-- Begin EXCERPTED RECORDS --

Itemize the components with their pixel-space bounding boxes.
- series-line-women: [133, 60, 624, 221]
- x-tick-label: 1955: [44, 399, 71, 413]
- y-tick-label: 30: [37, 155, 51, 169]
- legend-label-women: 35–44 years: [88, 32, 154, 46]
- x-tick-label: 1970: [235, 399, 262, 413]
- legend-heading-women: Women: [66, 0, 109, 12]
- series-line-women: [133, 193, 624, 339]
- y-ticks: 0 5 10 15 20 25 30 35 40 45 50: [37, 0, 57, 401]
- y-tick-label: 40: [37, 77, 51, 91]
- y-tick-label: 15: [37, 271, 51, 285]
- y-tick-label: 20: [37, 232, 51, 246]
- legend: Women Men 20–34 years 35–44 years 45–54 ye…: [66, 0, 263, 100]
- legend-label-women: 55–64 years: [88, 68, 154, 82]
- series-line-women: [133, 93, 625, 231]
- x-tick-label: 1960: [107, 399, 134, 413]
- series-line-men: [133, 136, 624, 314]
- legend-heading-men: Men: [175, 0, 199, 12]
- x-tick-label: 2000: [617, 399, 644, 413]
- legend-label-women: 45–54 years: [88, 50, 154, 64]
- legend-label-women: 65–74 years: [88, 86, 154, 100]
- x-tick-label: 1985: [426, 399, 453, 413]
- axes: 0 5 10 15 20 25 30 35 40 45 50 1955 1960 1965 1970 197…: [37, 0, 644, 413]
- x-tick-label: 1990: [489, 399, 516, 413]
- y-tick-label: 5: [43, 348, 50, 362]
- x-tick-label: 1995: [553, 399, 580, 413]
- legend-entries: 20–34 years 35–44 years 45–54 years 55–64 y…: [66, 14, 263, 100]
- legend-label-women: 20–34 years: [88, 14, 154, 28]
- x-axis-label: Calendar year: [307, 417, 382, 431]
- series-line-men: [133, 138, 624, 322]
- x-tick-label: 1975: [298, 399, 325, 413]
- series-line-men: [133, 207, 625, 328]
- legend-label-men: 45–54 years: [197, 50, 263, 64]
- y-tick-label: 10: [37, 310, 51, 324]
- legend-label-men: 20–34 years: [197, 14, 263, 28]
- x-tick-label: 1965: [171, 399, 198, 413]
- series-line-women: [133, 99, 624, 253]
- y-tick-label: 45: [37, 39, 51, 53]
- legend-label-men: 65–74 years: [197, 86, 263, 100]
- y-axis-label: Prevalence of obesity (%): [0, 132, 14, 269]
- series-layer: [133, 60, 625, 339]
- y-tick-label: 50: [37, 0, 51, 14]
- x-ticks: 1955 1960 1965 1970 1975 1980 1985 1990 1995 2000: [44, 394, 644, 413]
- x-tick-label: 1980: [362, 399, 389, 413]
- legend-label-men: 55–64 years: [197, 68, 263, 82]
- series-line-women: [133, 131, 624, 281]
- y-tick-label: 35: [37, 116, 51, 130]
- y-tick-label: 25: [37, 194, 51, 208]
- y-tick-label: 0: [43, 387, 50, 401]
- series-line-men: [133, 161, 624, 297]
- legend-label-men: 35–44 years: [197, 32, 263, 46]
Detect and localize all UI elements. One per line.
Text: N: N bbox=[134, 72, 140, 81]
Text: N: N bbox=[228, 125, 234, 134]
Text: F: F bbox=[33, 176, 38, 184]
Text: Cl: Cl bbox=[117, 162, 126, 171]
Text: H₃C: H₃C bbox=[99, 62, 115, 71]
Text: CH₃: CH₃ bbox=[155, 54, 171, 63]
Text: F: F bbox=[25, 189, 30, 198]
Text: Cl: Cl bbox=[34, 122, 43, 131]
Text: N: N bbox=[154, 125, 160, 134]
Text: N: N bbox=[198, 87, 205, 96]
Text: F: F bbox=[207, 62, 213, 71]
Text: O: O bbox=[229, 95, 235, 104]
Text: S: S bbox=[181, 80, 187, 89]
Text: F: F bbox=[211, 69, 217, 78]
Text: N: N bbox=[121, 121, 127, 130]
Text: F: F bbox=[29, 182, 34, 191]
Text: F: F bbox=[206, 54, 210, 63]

-- End EXCERPTED RECORDS --

Return every line of the entries above unchanged, character for character and in the same order.

RESPONSE TO THIS TASK =>
Itemize the components with their pixel-space bounding boxes.
- series-line-women: [133, 60, 624, 221]
- x-tick-label: 1955: [44, 399, 71, 413]
- y-tick-label: 30: [37, 155, 51, 169]
- legend-label-women: 35–44 years: [88, 32, 154, 46]
- x-tick-label: 1970: [235, 399, 262, 413]
- legend-heading-women: Women: [66, 0, 109, 12]
- series-line-women: [133, 193, 624, 339]
- y-ticks: 0 5 10 15 20 25 30 35 40 45 50: [37, 0, 57, 401]
- y-tick-label: 40: [37, 77, 51, 91]
- y-tick-label: 15: [37, 271, 51, 285]
- y-tick-label: 20: [37, 232, 51, 246]
- legend: Women Men 20–34 years 35–44 years 45–54 ye…: [66, 0, 263, 100]
- legend-label-women: 55–64 years: [88, 68, 154, 82]
- series-line-women: [133, 93, 625, 231]
- x-tick-label: 1960: [107, 399, 134, 413]
- series-line-men: [133, 136, 624, 314]
- legend-heading-men: Men: [175, 0, 199, 12]
- x-tick-label: 2000: [617, 399, 644, 413]
- legend-label-women: 45–54 years: [88, 50, 154, 64]
- legend-label-women: 65–74 years: [88, 86, 154, 100]
- x-tick-label: 1985: [426, 399, 453, 413]
- axes: 0 5 10 15 20 25 30 35 40 45 50 1955 1960 1965 1970 197…: [37, 0, 644, 413]
- x-tick-label: 1990: [489, 399, 516, 413]
- y-tick-label: 5: [43, 348, 50, 362]
- x-tick-label: 1995: [553, 399, 580, 413]
- legend-entries: 20–34 years 35–44 years 45–54 years 55–64 y…: [66, 14, 263, 100]
- legend-label-women: 20–34 years: [88, 14, 154, 28]
- x-axis-label: Calendar year: [307, 417, 382, 431]
- series-line-men: [133, 138, 624, 322]
- x-tick-label: 1975: [298, 399, 325, 413]
- series-line-men: [133, 207, 625, 328]
- legend-label-men: 45–54 years: [197, 50, 263, 64]
- y-tick-label: 10: [37, 310, 51, 324]
- legend-label-men: 20–34 years: [197, 14, 263, 28]
- x-tick-label: 1965: [171, 399, 198, 413]
- series-line-women: [133, 99, 624, 253]
- y-tick-label: 45: [37, 39, 51, 53]
- legend-label-men: 65–74 years: [197, 86, 263, 100]
- y-axis-label: Prevalence of obesity (%): [0, 132, 14, 269]
- series-layer: [133, 60, 625, 339]
- y-tick-label: 50: [37, 0, 51, 14]
- x-ticks: 1955 1960 1965 1970 1975 1980 1985 1990 1995 2000: [44, 394, 644, 413]
- x-tick-label: 1980: [362, 399, 389, 413]
- legend-label-men: 55–64 years: [197, 68, 263, 82]
- series-line-women: [133, 131, 624, 281]
- y-tick-label: 35: [37, 116, 51, 130]
- y-tick-label: 25: [37, 194, 51, 208]
- y-tick-label: 0: [43, 387, 50, 401]
- series-line-men: [133, 161, 624, 297]
- legend-label-men: 35–44 years: [197, 32, 263, 46]
Detect and localize all UI elements. One per line.
Text: N: N bbox=[134, 72, 140, 81]
Text: N: N bbox=[228, 125, 234, 134]
Text: F: F bbox=[33, 176, 38, 184]
Text: Cl: Cl bbox=[117, 162, 126, 171]
Text: H₃C: H₃C bbox=[99, 62, 115, 71]
Text: CH₃: CH₃ bbox=[155, 54, 171, 63]
Text: F: F bbox=[25, 189, 30, 198]
Text: Cl: Cl bbox=[34, 122, 43, 131]
Text: N: N bbox=[154, 125, 160, 134]
Text: N: N bbox=[198, 87, 205, 96]
Text: F: F bbox=[207, 62, 213, 71]
Text: O: O bbox=[229, 95, 235, 104]
Text: S: S bbox=[181, 80, 187, 89]
Text: F: F bbox=[211, 69, 217, 78]
Text: N: N bbox=[121, 121, 127, 130]
Text: F: F bbox=[29, 182, 34, 191]
Text: F: F bbox=[206, 54, 210, 63]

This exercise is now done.